> _DATASET EXTRACT_:

'''

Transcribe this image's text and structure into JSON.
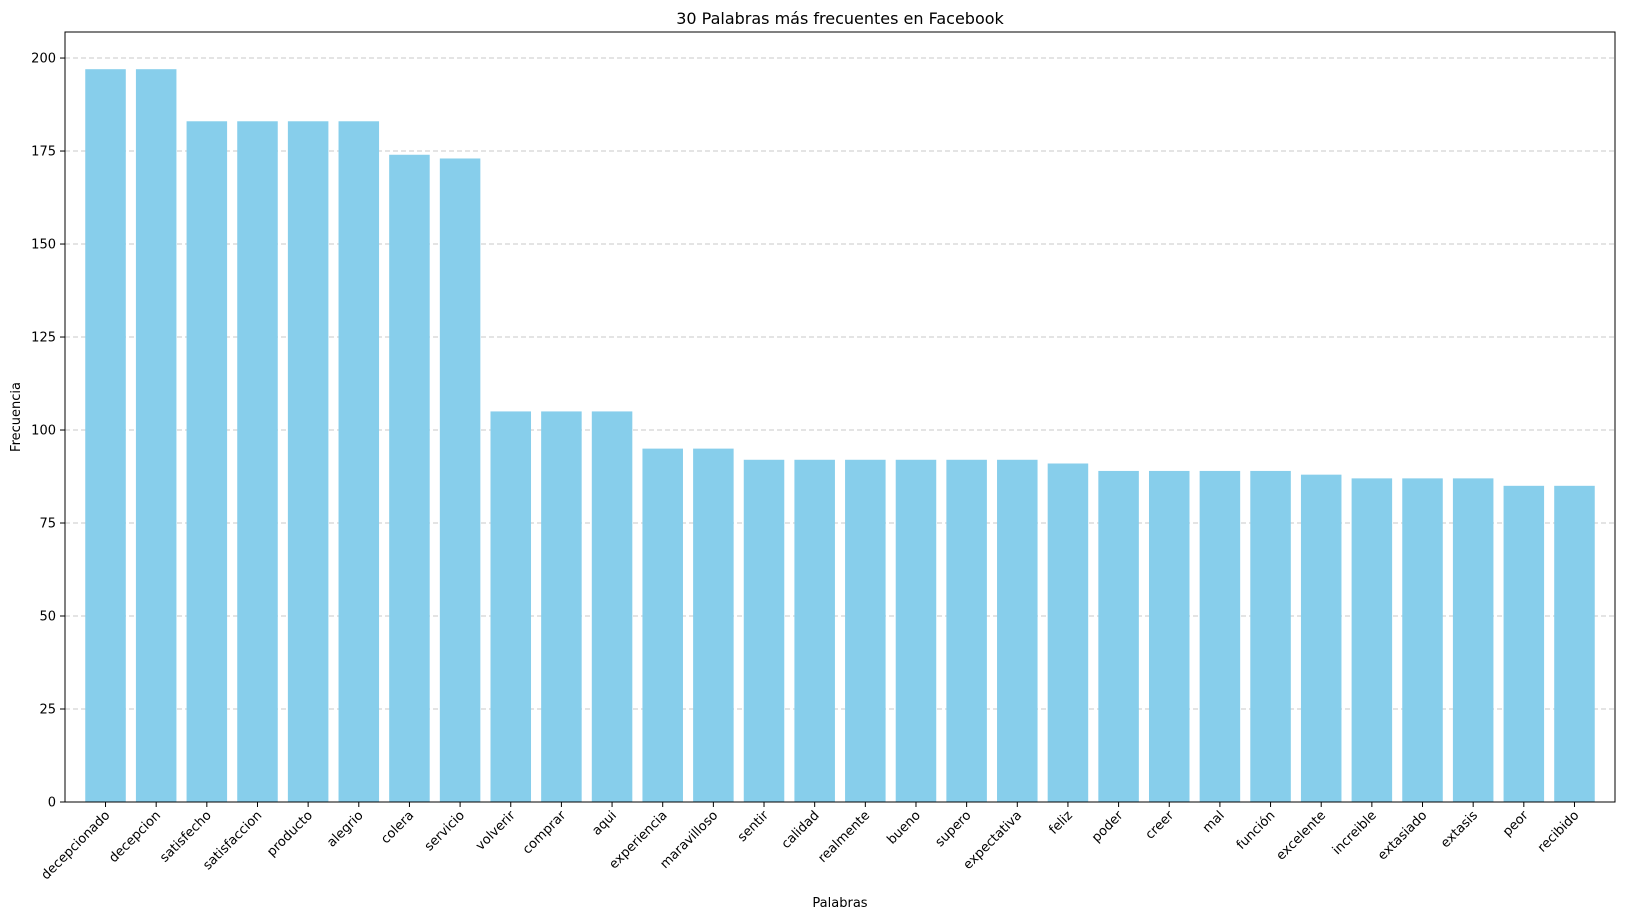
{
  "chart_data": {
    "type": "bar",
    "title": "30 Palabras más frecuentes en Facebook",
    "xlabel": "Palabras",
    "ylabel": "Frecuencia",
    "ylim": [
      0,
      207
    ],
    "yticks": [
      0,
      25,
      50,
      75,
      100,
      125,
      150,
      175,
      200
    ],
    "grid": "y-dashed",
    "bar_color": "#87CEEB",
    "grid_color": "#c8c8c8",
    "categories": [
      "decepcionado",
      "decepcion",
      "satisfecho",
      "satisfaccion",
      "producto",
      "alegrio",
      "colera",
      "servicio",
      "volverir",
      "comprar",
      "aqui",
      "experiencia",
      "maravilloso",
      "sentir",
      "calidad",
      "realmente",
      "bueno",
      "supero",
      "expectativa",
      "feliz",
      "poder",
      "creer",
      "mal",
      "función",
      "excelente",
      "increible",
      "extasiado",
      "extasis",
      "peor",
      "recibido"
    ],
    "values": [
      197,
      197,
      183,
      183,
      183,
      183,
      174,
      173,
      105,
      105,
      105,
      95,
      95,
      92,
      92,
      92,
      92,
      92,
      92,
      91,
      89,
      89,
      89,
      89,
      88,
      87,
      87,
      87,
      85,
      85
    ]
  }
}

'''

> _STATED PROBLEM_:
Find every line in the records that contains the word "Palabras"; copy those lines.

> _FINAL ANSWER_:
    "title": "30 Palabras más frecuentes en Facebook",
    "xlabel": "Palabras",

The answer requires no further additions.